■ Your objective
Scan the data beneath this task and copy each line that includes "ٹیچرز".

Dataset items:
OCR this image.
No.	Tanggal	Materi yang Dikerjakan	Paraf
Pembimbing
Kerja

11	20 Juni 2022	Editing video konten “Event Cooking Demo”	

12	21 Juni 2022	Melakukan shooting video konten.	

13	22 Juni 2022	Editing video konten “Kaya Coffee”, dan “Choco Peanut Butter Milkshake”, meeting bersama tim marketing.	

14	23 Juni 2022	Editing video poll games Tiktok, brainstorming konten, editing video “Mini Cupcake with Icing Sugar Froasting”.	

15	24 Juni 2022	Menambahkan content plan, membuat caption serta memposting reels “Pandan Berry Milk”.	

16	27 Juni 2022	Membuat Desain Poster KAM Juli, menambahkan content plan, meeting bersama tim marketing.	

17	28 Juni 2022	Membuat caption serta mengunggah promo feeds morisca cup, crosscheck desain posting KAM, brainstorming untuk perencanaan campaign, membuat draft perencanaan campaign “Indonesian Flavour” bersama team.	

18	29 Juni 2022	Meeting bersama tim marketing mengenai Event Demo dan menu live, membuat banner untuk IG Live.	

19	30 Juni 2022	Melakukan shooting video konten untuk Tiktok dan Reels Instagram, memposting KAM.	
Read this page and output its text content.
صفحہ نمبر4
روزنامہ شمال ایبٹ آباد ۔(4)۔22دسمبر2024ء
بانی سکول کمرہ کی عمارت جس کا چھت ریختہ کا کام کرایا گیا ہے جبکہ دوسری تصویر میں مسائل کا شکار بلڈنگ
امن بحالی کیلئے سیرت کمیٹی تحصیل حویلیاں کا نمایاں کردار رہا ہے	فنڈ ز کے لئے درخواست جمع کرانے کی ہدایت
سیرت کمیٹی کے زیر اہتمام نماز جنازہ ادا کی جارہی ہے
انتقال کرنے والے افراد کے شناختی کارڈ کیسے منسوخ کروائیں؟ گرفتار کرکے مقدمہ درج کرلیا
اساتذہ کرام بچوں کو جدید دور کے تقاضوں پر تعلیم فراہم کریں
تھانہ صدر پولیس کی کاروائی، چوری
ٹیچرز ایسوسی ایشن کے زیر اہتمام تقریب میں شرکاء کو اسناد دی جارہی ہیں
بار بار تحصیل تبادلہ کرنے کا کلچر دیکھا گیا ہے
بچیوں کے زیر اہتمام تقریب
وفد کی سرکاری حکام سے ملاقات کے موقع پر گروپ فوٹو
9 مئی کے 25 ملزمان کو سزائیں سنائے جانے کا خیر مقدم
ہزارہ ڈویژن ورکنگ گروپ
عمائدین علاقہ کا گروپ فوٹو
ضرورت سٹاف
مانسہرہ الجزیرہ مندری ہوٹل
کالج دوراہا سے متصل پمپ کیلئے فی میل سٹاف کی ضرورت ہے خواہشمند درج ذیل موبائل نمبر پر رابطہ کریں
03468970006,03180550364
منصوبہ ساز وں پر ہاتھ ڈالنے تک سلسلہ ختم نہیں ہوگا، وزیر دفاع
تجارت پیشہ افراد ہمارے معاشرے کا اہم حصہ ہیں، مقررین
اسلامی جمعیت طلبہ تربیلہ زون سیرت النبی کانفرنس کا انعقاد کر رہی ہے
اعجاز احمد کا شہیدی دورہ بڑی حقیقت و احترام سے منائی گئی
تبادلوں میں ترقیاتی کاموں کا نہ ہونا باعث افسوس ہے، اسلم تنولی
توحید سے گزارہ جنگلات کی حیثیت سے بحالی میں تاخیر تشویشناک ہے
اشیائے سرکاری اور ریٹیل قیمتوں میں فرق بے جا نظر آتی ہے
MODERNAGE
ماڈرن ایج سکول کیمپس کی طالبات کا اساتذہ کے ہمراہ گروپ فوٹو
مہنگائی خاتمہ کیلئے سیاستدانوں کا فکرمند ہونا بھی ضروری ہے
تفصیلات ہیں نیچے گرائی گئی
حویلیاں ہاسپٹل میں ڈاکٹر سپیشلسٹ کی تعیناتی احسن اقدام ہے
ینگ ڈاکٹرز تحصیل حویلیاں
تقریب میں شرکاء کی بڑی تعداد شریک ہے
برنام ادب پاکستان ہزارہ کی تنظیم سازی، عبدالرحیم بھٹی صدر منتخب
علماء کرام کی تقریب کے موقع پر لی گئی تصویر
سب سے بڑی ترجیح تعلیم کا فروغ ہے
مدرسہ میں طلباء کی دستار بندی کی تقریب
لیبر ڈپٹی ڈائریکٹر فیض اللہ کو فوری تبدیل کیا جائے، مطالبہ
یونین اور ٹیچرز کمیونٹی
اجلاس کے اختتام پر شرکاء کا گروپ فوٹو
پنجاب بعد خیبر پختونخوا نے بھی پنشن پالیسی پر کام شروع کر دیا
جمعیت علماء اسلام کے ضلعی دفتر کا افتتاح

■ Response below
ٹیچرز ایسوسی ایشن کے زیر اہتمام تقریب میں شرکاء کو اسناد دی جارہی ہیں
یونین اور ٹیچرز کمیونٹی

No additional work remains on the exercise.